[START OF Input rows]
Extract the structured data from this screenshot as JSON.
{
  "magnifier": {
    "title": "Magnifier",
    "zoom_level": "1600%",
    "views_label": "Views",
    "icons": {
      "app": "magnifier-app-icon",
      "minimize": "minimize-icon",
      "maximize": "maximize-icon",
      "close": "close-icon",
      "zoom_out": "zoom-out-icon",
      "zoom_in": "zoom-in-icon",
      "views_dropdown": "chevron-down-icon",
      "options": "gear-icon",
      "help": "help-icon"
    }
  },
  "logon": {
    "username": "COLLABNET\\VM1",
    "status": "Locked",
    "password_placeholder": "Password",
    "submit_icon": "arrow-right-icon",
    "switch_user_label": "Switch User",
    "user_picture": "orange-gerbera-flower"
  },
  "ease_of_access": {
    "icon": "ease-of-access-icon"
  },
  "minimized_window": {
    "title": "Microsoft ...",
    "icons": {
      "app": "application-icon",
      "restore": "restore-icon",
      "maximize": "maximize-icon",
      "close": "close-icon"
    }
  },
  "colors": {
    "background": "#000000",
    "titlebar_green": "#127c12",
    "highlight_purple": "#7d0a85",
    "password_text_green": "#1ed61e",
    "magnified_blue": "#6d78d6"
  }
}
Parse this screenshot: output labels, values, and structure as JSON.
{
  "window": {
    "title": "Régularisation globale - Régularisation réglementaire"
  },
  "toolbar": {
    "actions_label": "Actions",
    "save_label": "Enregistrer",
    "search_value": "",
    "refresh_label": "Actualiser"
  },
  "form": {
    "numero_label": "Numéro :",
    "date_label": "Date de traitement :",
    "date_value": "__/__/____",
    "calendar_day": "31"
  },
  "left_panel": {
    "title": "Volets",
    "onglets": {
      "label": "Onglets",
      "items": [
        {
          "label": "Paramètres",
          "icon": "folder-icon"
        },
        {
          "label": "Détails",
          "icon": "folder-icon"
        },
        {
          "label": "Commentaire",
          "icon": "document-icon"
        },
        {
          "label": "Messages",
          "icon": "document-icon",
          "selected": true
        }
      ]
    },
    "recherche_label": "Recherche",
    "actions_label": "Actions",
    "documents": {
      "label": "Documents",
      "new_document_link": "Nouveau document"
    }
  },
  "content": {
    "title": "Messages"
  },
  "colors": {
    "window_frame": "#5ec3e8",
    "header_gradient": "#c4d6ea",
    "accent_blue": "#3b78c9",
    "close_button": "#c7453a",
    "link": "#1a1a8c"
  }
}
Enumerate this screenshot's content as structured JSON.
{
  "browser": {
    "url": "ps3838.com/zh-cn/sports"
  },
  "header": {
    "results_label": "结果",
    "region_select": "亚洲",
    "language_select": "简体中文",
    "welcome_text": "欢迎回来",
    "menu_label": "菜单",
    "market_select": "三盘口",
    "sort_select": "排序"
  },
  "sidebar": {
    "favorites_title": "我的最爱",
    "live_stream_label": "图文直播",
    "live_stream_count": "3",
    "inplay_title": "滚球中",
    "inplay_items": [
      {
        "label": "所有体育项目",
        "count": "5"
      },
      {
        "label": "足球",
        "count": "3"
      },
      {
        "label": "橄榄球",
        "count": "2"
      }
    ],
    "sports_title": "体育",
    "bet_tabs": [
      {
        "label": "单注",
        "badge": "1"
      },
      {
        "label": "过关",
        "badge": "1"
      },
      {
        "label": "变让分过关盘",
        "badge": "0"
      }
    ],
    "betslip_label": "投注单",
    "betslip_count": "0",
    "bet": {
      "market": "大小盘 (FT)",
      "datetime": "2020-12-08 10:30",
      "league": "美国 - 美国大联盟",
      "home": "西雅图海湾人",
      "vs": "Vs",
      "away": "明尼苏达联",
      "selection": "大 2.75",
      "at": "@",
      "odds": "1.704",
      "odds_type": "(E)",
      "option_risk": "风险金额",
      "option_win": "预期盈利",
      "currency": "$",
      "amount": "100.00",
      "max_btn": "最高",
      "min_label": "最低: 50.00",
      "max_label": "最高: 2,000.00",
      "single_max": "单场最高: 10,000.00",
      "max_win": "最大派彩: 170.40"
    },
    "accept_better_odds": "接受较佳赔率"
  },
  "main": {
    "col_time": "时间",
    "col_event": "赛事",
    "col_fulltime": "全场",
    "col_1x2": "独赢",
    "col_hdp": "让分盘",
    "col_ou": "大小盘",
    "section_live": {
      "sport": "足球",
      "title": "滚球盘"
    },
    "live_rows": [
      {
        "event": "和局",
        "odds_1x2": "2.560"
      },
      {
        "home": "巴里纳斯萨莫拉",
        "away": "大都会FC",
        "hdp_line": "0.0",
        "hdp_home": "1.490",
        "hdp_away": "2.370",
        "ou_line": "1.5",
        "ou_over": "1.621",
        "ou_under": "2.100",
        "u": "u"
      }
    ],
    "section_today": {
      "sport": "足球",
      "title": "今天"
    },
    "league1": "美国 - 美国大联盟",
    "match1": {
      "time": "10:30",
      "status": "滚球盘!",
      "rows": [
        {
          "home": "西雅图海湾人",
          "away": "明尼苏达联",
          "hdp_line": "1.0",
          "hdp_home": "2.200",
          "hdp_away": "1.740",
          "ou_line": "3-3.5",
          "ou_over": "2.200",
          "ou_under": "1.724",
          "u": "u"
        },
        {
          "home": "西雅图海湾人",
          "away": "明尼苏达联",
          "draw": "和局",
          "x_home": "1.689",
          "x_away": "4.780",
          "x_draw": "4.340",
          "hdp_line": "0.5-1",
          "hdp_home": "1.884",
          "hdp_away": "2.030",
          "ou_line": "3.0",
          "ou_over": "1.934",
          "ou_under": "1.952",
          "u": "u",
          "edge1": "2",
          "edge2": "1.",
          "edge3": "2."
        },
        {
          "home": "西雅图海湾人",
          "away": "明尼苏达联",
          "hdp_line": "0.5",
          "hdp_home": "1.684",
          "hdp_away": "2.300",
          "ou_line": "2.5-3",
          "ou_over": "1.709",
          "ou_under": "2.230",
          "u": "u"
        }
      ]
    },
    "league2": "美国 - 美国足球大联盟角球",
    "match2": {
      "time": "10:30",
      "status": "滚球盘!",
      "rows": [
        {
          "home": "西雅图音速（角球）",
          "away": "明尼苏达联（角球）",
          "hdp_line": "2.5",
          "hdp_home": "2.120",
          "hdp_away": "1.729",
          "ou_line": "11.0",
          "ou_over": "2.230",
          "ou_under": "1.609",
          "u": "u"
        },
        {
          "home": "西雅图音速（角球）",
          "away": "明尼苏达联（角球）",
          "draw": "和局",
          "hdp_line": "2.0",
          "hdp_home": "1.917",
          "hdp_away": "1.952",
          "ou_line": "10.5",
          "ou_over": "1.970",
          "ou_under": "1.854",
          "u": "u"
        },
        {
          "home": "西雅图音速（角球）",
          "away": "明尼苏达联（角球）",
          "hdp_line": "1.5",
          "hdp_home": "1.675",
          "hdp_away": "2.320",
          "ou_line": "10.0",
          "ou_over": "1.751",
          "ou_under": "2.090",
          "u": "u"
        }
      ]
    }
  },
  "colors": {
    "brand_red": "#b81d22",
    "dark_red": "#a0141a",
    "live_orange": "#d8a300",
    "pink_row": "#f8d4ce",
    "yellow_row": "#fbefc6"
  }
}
[END OF Input rows]
— Task goal —
Above are the records. Copy every line in them holding "JSON".

— Exercise response —
Extract the structured data from this screenshot as JSON.
Parse this screenshot: output labels, values, and structure as JSON.
Enumerate this screenshot's content as structured JSON.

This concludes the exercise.